Entries supplied.

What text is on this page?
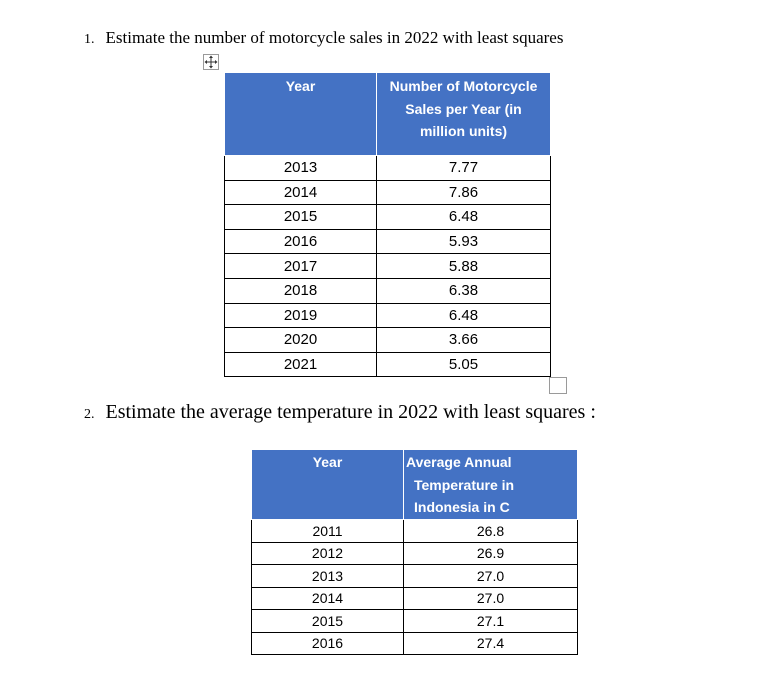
1. Estimate the number of motorcycle sales in 2022 with least squares
Year	Number of Motorcycle
Sales per Year (in
million units)

2013	7.77
2014	7.86
2015	6.48
2016	5.93
2017	5.88
2018	6.38
2019	6.48
2020	3.66
2021	5.05
2. Estimate the average temperature in 2022 with least squares :
Year	Average Annual
Temperature in
Indonesia in C

2011	26.8
2012	26.9
2013	27.0
2014	27.0
2015	27.1
2016	27.4
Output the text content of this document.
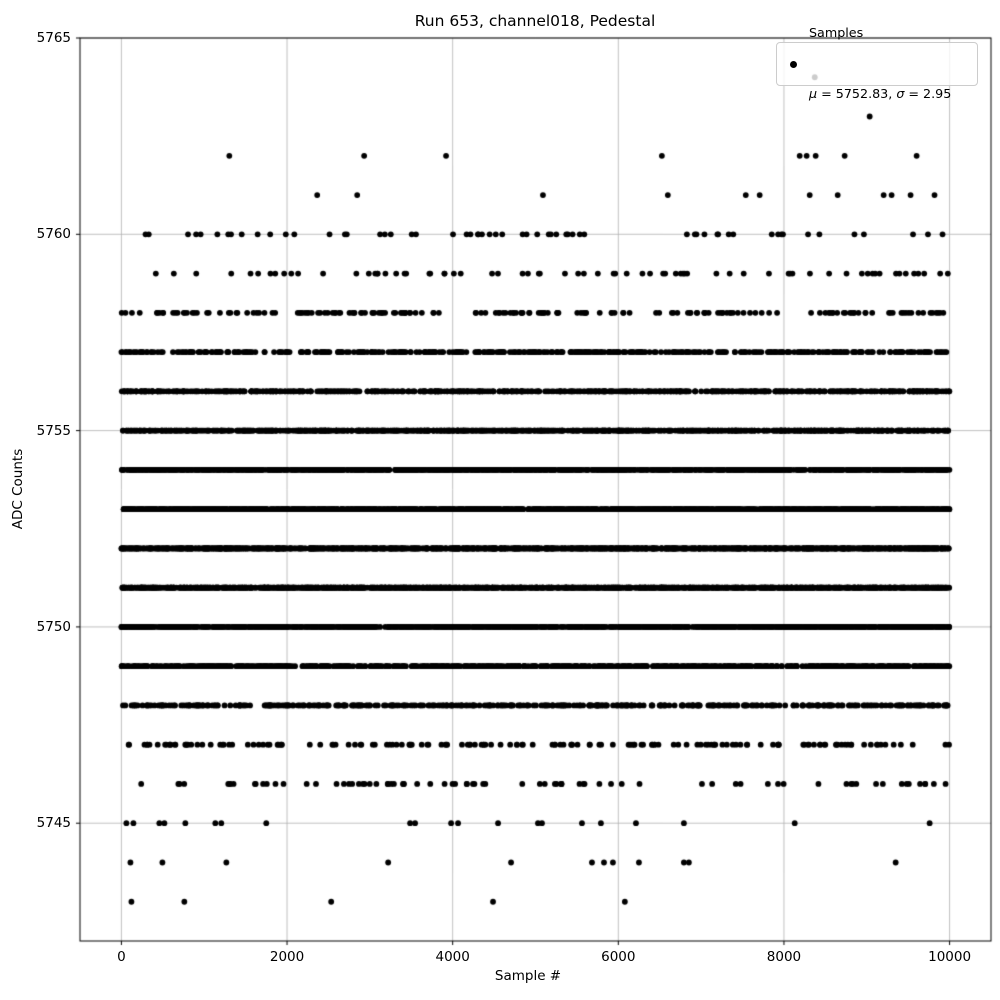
Run 653, channel018, Pedestal
Sample #
ADC Counts
0	2000	4000	6000	8000	10000
5745
5750
5755
5760
5765

	Samples

μ = 5752.83, σ = 2.95
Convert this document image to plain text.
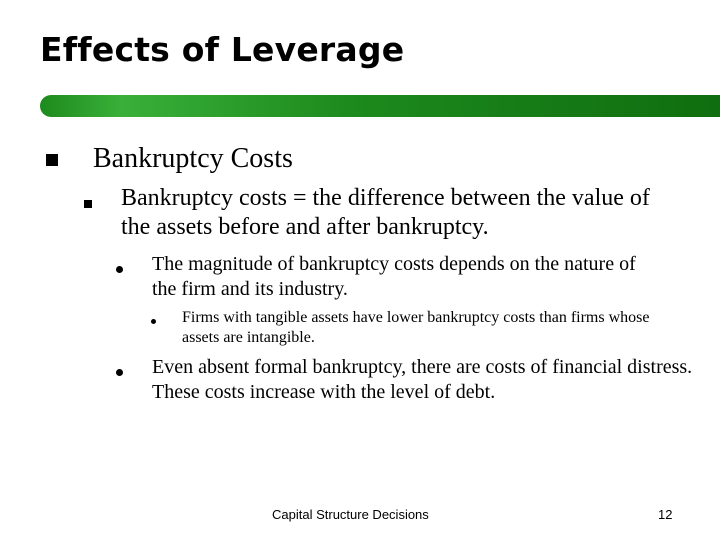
Effects of Leverage
Bankruptcy Costs
Bankruptcy costs = the difference between the value of the assets before and after bankruptcy.
The magnitude of bankruptcy costs depends on the nature of the firm and its industry.
Firms with tangible assets have lower bankruptcy costs than firms whose assets are intangible.
Even absent formal bankruptcy, there are costs of financial distress. These costs increase with the level of debt.
Capital Structure Decisions	12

Instructions for the task. Without including any picture, repeat the data exactly.

Correct response.
What text is on this page?
1. Estimate the number of motorcycle sales in 2022 with least squares
Year	Number of Motorcycle
Sales per Year (in
million units)

2013	7.77
2014	7.86
2015	6.48
2016	5.93
2017	5.88
2018	6.38
2019	6.48
2020	3.66
2021	5.05
2. Estimate the average temperature in 2022 with least squares :
Year	Average Annual
Temperature in
Indonesia in C

2011	26.8
2012	26.9
2013	27.0
2014	27.0
2015	27.1
2016	27.4
Output the text content of this document.
Run 653, channel018, Pedestal
Sample #
ADC Counts
0	2000	4000	6000	8000	10000
5745
5750
5755
5760
5765

	Samples

μ = 5752.83, σ = 2.95
Convert this document image to plain text.
Effects of Leverage
Bankruptcy Costs
Bankruptcy costs = the difference between the value of the assets before and after bankruptcy.
The magnitude of bankruptcy costs depends on the nature of the firm and its industry.
Firms with tangible assets have lower bankruptcy costs than firms whose assets are intangible.
Even absent formal bankruptcy, there are costs of financial distress. These costs increase with the level of debt.
Capital Structure Decisions	12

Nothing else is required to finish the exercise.